MATERIALS PROVIDED -
╭──
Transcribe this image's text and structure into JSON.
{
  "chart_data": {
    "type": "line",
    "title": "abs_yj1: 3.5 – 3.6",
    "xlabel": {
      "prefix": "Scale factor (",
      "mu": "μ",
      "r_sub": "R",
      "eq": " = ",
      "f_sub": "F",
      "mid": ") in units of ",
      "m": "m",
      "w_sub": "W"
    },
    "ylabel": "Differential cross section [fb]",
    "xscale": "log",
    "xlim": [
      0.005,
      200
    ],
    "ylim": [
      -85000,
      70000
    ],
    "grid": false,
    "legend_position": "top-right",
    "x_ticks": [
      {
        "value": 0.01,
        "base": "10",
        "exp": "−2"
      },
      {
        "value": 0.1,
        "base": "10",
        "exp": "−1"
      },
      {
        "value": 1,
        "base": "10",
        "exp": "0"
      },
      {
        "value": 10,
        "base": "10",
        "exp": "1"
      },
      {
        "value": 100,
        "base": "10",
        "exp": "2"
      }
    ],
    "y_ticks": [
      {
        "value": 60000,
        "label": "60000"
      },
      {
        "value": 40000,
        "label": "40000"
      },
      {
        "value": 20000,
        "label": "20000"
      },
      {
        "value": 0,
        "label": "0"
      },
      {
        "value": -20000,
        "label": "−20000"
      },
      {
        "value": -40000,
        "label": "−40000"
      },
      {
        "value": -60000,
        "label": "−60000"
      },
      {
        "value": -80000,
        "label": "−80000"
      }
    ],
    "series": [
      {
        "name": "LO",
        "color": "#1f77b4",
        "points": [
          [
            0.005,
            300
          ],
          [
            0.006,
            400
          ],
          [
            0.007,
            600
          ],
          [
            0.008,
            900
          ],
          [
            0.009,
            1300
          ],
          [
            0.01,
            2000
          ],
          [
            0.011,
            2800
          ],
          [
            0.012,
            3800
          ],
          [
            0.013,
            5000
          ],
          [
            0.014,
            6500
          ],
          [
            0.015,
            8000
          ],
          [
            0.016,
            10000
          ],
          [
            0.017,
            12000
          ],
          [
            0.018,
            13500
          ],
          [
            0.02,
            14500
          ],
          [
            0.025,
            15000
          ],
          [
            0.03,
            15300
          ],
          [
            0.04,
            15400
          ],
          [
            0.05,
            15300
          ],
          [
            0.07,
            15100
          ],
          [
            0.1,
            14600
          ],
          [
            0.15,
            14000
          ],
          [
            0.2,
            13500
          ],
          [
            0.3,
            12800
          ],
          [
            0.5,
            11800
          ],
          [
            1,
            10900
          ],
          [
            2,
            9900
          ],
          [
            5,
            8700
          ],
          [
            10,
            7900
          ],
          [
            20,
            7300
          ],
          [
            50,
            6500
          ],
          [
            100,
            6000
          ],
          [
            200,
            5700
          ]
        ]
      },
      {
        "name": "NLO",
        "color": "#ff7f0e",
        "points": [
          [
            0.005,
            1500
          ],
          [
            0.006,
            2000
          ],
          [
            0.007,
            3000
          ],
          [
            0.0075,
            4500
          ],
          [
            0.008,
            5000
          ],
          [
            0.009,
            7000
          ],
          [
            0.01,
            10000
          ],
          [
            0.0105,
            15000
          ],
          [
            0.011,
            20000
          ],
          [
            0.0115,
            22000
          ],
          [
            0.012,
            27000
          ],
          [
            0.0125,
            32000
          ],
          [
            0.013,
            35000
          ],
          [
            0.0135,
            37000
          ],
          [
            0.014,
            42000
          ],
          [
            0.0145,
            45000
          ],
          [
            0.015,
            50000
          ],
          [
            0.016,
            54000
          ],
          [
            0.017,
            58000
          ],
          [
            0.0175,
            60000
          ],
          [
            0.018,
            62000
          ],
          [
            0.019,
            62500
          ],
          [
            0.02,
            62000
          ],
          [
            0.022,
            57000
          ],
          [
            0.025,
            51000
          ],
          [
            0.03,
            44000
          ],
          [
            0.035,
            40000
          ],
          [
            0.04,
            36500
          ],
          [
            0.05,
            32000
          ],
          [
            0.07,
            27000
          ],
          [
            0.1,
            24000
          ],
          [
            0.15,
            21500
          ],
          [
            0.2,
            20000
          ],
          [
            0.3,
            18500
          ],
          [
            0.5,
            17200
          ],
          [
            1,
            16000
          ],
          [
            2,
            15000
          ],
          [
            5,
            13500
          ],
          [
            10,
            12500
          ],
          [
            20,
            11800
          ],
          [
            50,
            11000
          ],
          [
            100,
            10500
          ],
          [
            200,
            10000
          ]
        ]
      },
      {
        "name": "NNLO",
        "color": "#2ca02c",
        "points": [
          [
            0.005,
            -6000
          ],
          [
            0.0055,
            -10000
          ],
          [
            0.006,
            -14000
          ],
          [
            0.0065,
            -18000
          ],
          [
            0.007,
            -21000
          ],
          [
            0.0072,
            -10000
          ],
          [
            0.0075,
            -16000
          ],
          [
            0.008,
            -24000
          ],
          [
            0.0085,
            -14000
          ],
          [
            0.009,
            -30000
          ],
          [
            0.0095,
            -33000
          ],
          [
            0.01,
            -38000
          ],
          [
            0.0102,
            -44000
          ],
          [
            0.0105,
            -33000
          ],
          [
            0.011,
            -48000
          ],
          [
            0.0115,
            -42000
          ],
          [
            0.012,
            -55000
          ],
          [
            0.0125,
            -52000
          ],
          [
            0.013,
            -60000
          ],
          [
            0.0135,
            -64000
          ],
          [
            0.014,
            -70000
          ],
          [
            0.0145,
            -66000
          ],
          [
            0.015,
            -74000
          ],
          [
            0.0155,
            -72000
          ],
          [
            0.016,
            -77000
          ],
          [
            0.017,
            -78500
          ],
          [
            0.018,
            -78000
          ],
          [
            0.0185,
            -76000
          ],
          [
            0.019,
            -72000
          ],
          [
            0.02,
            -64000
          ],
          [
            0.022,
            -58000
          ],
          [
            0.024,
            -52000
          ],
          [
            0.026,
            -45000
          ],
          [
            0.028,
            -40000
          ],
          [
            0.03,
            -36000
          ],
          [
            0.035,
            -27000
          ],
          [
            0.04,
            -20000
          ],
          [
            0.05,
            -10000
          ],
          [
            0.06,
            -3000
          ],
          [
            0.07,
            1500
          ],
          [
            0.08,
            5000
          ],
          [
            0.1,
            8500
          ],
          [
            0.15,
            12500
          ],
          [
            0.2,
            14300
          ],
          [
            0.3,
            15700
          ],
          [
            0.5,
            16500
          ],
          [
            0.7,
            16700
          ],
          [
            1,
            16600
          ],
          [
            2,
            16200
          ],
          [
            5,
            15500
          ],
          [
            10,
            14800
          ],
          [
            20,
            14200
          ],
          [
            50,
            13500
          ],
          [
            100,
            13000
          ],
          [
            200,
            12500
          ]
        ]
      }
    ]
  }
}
╰──
Recite the full listing above exactly.

Transcribe this image's text and structure into JSON.
{
  "chart_data": {
    "type": "line",
    "title": "abs_yj1: 3.5 – 3.6",
    "xlabel": {
      "prefix": "Scale factor (",
      "mu": "μ",
      "r_sub": "R",
      "eq": " = ",
      "f_sub": "F",
      "mid": ") in units of ",
      "m": "m",
      "w_sub": "W"
    },
    "ylabel": "Differential cross section [fb]",
    "xscale": "log",
    "xlim": [
      0.005,
      200
    ],
    "ylim": [
      -85000,
      70000
    ],
    "grid": false,
    "legend_position": "top-right",
    "x_ticks": [
      {
        "value": 0.01,
        "base": "10",
        "exp": "−2"
      },
      {
        "value": 0.1,
        "base": "10",
        "exp": "−1"
      },
      {
        "value": 1,
        "base": "10",
        "exp": "0"
      },
      {
        "value": 10,
        "base": "10",
        "exp": "1"
      },
      {
        "value": 100,
        "base": "10",
        "exp": "2"
      }
    ],
    "y_ticks": [
      {
        "value": 60000,
        "label": "60000"
      },
      {
        "value": 40000,
        "label": "40000"
      },
      {
        "value": 20000,
        "label": "20000"
      },
      {
        "value": 0,
        "label": "0"
      },
      {
        "value": -20000,
        "label": "−20000"
      },
      {
        "value": -40000,
        "label": "−40000"
      },
      {
        "value": -60000,
        "label": "−60000"
      },
      {
        "value": -80000,
        "label": "−80000"
      }
    ],
    "series": [
      {
        "name": "LO",
        "color": "#1f77b4",
        "points": [
          [
            0.005,
            300
          ],
          [
            0.006,
            400
          ],
          [
            0.007,
            600
          ],
          [
            0.008,
            900
          ],
          [
            0.009,
            1300
          ],
          [
            0.01,
            2000
          ],
          [
            0.011,
            2800
          ],
          [
            0.012,
            3800
          ],
          [
            0.013,
            5000
          ],
          [
            0.014,
            6500
          ],
          [
            0.015,
            8000
          ],
          [
            0.016,
            10000
          ],
          [
            0.017,
            12000
          ],
          [
            0.018,
            13500
          ],
          [
            0.02,
            14500
          ],
          [
            0.025,
            15000
          ],
          [
            0.03,
            15300
          ],
          [
            0.04,
            15400
          ],
          [
            0.05,
            15300
          ],
          [
            0.07,
            15100
          ],
          [
            0.1,
            14600
          ],
          [
            0.15,
            14000
          ],
          [
            0.2,
            13500
          ],
          [
            0.3,
            12800
          ],
          [
            0.5,
            11800
          ],
          [
            1,
            10900
          ],
          [
            2,
            9900
          ],
          [
            5,
            8700
          ],
          [
            10,
            7900
          ],
          [
            20,
            7300
          ],
          [
            50,
            6500
          ],
          [
            100,
            6000
          ],
          [
            200,
            5700
          ]
        ]
      },
      {
        "name": "NLO",
        "color": "#ff7f0e",
        "points": [
          [
            0.005,
            1500
          ],
          [
            0.006,
            2000
          ],
          [
            0.007,
            3000
          ],
          [
            0.0075,
            4500
          ],
          [
            0.008,
            5000
          ],
          [
            0.009,
            7000
          ],
          [
            0.01,
            10000
          ],
          [
            0.0105,
            15000
          ],
          [
            0.011,
            20000
          ],
          [
            0.0115,
            22000
          ],
          [
            0.012,
            27000
          ],
          [
            0.0125,
            32000
          ],
          [
            0.013,
            35000
          ],
          [
            0.0135,
            37000
          ],
          [
            0.014,
            42000
          ],
          [
            0.0145,
            45000
          ],
          [
            0.015,
            50000
          ],
          [
            0.016,
            54000
          ],
          [
            0.017,
            58000
          ],
          [
            0.0175,
            60000
          ],
          [
            0.018,
            62000
          ],
          [
            0.019,
            62500
          ],
          [
            0.02,
            62000
          ],
          [
            0.022,
            57000
          ],
          [
            0.025,
            51000
          ],
          [
            0.03,
            44000
          ],
          [
            0.035,
            40000
          ],
          [
            0.04,
            36500
          ],
          [
            0.05,
            32000
          ],
          [
            0.07,
            27000
          ],
          [
            0.1,
            24000
          ],
          [
            0.15,
            21500
          ],
          [
            0.2,
            20000
          ],
          [
            0.3,
            18500
          ],
          [
            0.5,
            17200
          ],
          [
            1,
            16000
          ],
          [
            2,
            15000
          ],
          [
            5,
            13500
          ],
          [
            10,
            12500
          ],
          [
            20,
            11800
          ],
          [
            50,
            11000
          ],
          [
            100,
            10500
          ],
          [
            200,
            10000
          ]
        ]
      },
      {
        "name": "NNLO",
        "color": "#2ca02c",
        "points": [
          [
            0.005,
            -6000
          ],
          [
            0.0055,
            -10000
          ],
          [
            0.006,
            -14000
          ],
          [
            0.0065,
            -18000
          ],
          [
            0.007,
            -21000
          ],
          [
            0.0072,
            -10000
          ],
          [
            0.0075,
            -16000
          ],
          [
            0.008,
            -24000
          ],
          [
            0.0085,
            -14000
          ],
          [
            0.009,
            -30000
          ],
          [
            0.0095,
            -33000
          ],
          [
            0.01,
            -38000
          ],
          [
            0.0102,
            -44000
          ],
          [
            0.0105,
            -33000
          ],
          [
            0.011,
            -48000
          ],
          [
            0.0115,
            -42000
          ],
          [
            0.012,
            -55000
          ],
          [
            0.0125,
            -52000
          ],
          [
            0.013,
            -60000
          ],
          [
            0.0135,
            -64000
          ],
          [
            0.014,
            -70000
          ],
          [
            0.0145,
            -66000
          ],
          [
            0.015,
            -74000
          ],
          [
            0.0155,
            -72000
          ],
          [
            0.016,
            -77000
          ],
          [
            0.017,
            -78500
          ],
          [
            0.018,
            -78000
          ],
          [
            0.0185,
            -76000
          ],
          [
            0.019,
            -72000
          ],
          [
            0.02,
            -64000
          ],
          [
            0.022,
            -58000
          ],
          [
            0.024,
            -52000
          ],
          [
            0.026,
            -45000
          ],
          [
            0.028,
            -40000
          ],
          [
            0.03,
            -36000
          ],
          [
            0.035,
            -27000
          ],
          [
            0.04,
            -20000
          ],
          [
            0.05,
            -10000
          ],
          [
            0.06,
            -3000
          ],
          [
            0.07,
            1500
          ],
          [
            0.08,
            5000
          ],
          [
            0.1,
            8500
          ],
          [
            0.15,
            12500
          ],
          [
            0.2,
            14300
          ],
          [
            0.3,
            15700
          ],
          [
            0.5,
            16500
          ],
          [
            0.7,
            16700
          ],
          [
            1,
            16600
          ],
          [
            2,
            16200
          ],
          [
            5,
            15500
          ],
          [
            10,
            14800
          ],
          [
            20,
            14200
          ],
          [
            50,
            13500
          ],
          [
            100,
            13000
          ],
          [
            200,
            12500
          ]
        ]
      }
    ]
  }
}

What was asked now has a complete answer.